Ikuto is a Japanese masculine name that combines kanji characters to convey the idea of a nurturing, life-giving person. Common constructions include 'iku' (to nurture, to grow, life) paired with 'to' (person). The name suggests someone who helps others flourish and who brings a gentle, sustaining energy to those around them. It has a soft sound that belies a deep and quietly powerful meaning.

Origin: Japanese
GirlRising

Inori

Prayer or wish

Inori (祈り) is directly the Japanese word for prayer or supplication. As a given name it carries the weight of that meaning entirely: a daughter named Inori is one who embodies prayer, who is herself a living wish, or whose very existence is an answered hope. The name projects quiet spiritual depth, sincerity, and a connection to something larger than the self.

Origin: Japanese
UnisexRising

Iori

Hermitage or small dwelling place

The kanji 庵 (iori) refers specifically to a small, thatched hermitage, the rustic dwelling of a poet, Zen monk, or tea master who has withdrawn from worldly distractions to live in contemplative simplicity. The name carries associations of artistic seriousness, inner peace, and the Japanese aesthetic of wabi (finding beauty in simplicity and imperfection). It is a rare and distinguished name choice, equally suitable for boys and girls.

Origin: Japanese
GirlStable

Iroha

Colour and leaf

Iroha means colour and leaf in Japanese, written with the kanji for colour (iro) and leaf (ha). Beyond its literal meaning, Iroha is the name of the celebrated ancient Japanese poem used to order the hiragana syllabary, functioning much as the alphabet does in English-speaking cultures. The poem, attributed to the Buddhist monk Kukai, uses every syllable in the Japanese kana system exactly once, making Iroha synonymous with the foundations of the written Japanese language. The name thus carries both natural beauty and profound cultural and linguistic significance.

Origin: Japanese
BoyStable

Iruka

Dolphin

Iruka is the Japanese word for dolphin (海豚 or the phonetic イルカ), and its use as a given name imports all the dolphin's symbolic qualities: intelligence, sociability, joyful energy, and an intuitive, graceful relationship with the natural world. The name is unusual as a personal name even in Japan, but carries an immediate warmth, dolphins are universally beloved animals, and a refreshing directness.

- **Actions to take**:
(a) Please reproduce the passage on Japanese names word for word, starting at "Hermitage or small" and ending at "boys and girls.".
(b) Pick up the passage on Japanese names after its final sentence and keep writing it in the same style.

- **Data provided**:
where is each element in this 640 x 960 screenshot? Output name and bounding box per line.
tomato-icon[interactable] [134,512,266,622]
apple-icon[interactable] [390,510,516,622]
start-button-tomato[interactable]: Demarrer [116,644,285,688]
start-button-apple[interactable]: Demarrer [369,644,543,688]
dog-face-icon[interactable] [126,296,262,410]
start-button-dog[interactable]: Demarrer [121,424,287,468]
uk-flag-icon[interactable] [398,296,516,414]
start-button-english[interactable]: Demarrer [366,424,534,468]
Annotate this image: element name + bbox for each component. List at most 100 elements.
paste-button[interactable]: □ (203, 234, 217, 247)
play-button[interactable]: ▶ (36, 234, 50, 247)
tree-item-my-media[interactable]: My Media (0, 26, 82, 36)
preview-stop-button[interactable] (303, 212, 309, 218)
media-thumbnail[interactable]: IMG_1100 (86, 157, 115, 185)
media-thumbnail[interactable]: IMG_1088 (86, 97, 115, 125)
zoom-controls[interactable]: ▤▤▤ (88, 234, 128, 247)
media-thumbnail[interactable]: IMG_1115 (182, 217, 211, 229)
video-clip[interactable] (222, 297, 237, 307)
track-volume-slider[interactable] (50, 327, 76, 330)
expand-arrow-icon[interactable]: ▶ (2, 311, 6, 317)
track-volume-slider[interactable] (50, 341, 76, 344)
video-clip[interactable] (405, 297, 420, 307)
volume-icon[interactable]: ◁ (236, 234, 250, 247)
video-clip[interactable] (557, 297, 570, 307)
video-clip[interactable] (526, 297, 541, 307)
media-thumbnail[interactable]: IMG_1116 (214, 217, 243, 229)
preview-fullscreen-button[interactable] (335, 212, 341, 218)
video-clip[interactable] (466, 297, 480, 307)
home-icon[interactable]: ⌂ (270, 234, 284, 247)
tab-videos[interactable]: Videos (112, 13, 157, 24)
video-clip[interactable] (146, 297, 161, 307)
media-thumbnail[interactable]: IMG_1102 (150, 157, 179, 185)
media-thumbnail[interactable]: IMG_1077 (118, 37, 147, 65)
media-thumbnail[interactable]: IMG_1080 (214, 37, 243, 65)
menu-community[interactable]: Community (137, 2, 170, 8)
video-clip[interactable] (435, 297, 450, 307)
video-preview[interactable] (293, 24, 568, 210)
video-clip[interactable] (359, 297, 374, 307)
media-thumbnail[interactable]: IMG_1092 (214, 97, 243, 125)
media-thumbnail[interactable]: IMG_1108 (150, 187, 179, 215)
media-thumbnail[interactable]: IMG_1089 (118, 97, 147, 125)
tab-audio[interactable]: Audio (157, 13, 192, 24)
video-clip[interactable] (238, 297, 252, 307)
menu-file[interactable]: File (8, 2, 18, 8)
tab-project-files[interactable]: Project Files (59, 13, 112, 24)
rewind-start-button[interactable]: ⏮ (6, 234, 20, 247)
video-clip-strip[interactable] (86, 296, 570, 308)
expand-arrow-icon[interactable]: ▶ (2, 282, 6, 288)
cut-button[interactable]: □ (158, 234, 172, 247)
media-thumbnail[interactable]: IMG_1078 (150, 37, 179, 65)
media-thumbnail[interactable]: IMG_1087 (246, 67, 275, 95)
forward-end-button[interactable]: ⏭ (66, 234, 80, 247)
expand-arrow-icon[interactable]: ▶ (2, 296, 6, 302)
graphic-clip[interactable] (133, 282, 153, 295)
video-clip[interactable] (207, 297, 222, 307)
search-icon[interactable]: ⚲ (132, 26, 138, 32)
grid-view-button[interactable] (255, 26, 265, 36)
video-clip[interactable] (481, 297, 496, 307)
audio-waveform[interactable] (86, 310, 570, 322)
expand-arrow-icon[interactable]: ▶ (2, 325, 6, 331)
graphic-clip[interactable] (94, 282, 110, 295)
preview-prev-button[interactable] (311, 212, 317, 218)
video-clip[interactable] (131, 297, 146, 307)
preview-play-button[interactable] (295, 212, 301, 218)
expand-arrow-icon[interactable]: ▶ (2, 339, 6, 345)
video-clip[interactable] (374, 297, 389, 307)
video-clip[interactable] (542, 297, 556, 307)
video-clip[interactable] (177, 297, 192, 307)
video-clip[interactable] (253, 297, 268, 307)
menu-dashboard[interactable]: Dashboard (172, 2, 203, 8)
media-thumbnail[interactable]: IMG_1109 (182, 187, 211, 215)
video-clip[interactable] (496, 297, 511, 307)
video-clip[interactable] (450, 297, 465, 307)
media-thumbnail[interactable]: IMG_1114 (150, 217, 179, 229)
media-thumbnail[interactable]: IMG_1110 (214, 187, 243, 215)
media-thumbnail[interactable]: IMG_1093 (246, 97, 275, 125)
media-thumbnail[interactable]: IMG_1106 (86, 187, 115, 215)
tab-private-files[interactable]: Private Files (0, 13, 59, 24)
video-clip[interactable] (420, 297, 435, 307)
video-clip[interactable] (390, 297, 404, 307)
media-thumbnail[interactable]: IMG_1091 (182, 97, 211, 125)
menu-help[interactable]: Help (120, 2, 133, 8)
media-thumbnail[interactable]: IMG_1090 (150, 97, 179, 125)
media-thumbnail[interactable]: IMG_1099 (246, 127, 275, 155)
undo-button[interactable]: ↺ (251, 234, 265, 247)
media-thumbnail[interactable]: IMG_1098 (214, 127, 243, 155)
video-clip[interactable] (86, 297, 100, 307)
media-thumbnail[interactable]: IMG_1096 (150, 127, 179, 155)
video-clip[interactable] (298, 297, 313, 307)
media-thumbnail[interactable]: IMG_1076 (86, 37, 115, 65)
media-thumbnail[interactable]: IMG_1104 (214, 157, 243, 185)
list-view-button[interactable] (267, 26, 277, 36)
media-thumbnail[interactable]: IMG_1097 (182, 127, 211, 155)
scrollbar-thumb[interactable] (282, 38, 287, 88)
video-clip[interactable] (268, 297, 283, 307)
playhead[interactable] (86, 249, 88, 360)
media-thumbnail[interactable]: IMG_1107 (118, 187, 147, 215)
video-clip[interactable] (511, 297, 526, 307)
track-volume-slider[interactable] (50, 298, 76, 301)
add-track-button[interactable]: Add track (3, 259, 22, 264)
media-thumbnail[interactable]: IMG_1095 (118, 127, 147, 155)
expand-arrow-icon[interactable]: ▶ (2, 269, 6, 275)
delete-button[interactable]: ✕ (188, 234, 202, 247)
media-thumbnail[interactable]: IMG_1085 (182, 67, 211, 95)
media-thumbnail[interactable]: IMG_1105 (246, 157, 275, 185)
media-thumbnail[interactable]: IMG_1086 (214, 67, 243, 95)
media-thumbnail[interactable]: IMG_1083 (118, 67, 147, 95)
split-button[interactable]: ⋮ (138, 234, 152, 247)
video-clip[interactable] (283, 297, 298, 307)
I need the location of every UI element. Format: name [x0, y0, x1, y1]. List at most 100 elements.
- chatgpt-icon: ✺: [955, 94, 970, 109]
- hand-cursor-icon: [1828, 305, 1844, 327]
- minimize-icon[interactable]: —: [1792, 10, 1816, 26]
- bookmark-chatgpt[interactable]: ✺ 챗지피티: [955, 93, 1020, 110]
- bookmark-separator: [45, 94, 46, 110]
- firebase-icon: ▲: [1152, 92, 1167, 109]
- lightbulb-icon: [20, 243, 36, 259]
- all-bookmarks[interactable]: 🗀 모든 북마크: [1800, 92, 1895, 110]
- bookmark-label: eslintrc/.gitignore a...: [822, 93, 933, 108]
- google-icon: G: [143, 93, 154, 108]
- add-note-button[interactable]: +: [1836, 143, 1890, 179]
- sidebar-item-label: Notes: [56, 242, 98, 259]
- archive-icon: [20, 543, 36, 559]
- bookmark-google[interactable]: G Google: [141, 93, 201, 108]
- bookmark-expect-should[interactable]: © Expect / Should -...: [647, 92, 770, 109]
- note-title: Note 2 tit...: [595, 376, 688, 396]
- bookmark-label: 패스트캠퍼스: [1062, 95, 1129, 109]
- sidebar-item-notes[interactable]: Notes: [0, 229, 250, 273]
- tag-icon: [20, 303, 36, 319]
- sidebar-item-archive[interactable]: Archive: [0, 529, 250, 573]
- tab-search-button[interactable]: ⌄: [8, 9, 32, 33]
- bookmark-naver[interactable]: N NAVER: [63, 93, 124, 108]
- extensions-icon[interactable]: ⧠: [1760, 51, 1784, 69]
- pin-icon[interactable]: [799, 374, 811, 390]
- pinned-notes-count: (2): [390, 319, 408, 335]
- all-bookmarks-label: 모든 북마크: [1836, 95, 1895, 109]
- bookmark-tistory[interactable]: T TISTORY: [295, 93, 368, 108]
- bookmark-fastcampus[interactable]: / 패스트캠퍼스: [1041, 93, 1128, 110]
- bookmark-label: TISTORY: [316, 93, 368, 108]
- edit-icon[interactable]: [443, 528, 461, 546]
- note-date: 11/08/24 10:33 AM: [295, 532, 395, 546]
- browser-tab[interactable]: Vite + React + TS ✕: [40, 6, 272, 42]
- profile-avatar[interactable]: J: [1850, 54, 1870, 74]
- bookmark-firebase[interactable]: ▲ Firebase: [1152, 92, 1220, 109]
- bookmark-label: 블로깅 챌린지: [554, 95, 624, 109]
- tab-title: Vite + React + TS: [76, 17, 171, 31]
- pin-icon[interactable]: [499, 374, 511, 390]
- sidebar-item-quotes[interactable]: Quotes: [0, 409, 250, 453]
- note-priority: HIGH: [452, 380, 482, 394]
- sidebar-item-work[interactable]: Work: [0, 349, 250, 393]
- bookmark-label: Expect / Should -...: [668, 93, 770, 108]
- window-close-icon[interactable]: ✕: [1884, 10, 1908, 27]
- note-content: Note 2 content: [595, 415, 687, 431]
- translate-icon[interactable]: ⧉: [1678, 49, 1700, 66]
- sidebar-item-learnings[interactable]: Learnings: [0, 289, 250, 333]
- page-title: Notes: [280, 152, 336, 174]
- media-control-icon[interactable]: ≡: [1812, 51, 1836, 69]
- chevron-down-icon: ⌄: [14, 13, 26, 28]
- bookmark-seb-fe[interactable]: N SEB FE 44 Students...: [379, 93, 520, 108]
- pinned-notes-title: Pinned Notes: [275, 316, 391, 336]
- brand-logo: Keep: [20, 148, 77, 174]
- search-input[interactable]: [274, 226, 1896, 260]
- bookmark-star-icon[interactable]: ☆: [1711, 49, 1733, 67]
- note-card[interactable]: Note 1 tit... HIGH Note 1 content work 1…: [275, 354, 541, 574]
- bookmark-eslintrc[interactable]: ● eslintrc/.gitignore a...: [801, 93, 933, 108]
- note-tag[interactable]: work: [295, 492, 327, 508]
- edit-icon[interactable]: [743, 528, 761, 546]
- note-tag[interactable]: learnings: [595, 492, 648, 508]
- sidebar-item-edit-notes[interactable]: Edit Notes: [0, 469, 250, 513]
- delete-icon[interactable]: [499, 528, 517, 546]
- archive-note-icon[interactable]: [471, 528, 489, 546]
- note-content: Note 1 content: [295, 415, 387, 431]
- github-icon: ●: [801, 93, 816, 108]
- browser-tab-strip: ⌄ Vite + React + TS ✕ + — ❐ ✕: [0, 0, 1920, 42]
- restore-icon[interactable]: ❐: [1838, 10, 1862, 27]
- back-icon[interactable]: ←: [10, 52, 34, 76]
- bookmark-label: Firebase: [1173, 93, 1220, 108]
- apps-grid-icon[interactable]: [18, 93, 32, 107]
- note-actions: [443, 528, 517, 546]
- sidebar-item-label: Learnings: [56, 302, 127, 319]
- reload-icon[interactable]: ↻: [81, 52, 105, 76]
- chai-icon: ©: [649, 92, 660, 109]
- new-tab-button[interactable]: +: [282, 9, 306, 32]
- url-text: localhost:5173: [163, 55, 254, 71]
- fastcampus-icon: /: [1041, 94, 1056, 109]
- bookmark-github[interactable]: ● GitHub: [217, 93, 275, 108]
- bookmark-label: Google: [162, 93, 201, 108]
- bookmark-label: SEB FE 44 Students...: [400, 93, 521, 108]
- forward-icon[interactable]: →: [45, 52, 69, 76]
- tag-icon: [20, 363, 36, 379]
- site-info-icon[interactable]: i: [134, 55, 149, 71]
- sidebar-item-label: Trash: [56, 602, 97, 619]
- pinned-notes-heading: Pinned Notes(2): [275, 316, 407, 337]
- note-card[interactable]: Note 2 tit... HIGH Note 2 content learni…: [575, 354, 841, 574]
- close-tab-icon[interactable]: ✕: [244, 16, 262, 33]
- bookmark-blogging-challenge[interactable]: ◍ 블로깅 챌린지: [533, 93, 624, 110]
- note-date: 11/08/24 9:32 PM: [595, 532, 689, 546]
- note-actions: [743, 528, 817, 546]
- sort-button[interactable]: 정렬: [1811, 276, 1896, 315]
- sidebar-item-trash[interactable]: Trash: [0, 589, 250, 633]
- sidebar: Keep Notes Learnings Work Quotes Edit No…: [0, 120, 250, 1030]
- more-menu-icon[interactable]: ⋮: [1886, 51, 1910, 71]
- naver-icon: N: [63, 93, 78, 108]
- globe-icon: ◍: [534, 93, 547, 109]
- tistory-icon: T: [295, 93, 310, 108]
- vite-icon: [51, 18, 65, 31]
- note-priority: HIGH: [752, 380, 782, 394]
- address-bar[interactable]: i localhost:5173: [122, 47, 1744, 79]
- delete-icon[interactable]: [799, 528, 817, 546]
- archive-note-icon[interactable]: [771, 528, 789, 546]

- **Answers**:
(a)
Hermitage or small dwelling place

The kanji 庵 (iori) refers specifically to a small, thatched hermitage, the rustic dwelling of a poet, Zen monk, or tea master who has withdrawn from worldly distractions to live in contemplative simplicity. The name carries associations of artistic seriousness, inner peace, and the Japanese aesthetic of wabi (finding beauty in simplicity and imperfection). It is a rare and distinguished name choice, equally suitable for boys and girls.

(b)
Origin: Japanese
BoyFalling

Isamu

Brave, courageous spirit

Isamu is written with the kanji 勇 (isamu), meaning bravery, valor, and courage. It is one of the classical virtue names in Japan, given with the hope that a boy will grow into a person of strong moral and physical courage. The name has a powerful, direct energy.

Origin: Japanese
BoyFalling

Isao

Merit, achievement

Isao is a classic Japanese masculine name that can be written with several kanji characters, most commonly those meaning merit, achievement, honour, or distinguished service. It has been borne by samurai, scholars, and artists across Japanese history. The name conveys the hope that the bearer will earn respect through diligence and accomplishment rather than mere inheritance.

Origin: Japanese
BoyRising

Issei

First generation

Issei is a Japanese name composed of 'ichi' or 'issu', meaning one or first, and 'sei', meaning generation. Historically, the term 'issei' was used to describe the first generation of Japanese immigrants to North America, giving the name a powerful resonance with themes of pioneering, courage, and new beginnings. The name can also be written with characters meaning one and star, or one and clear, offering parents multiple layers of meaning to emphasise.

Origin: Japanese
BoyStable

Itsuki

Tree or timber

Itsuki is a Japanese name most commonly written with the kanji for tree or timber, symbolising growth, strength, and deep-rooted stability. Depending on the kanji chosen, it can also carry meanings of rare or hope, giving parents flexibility in shaping the name's significance. It connects the bearer to the natural world and suggests a person of quiet strength and steadfastness.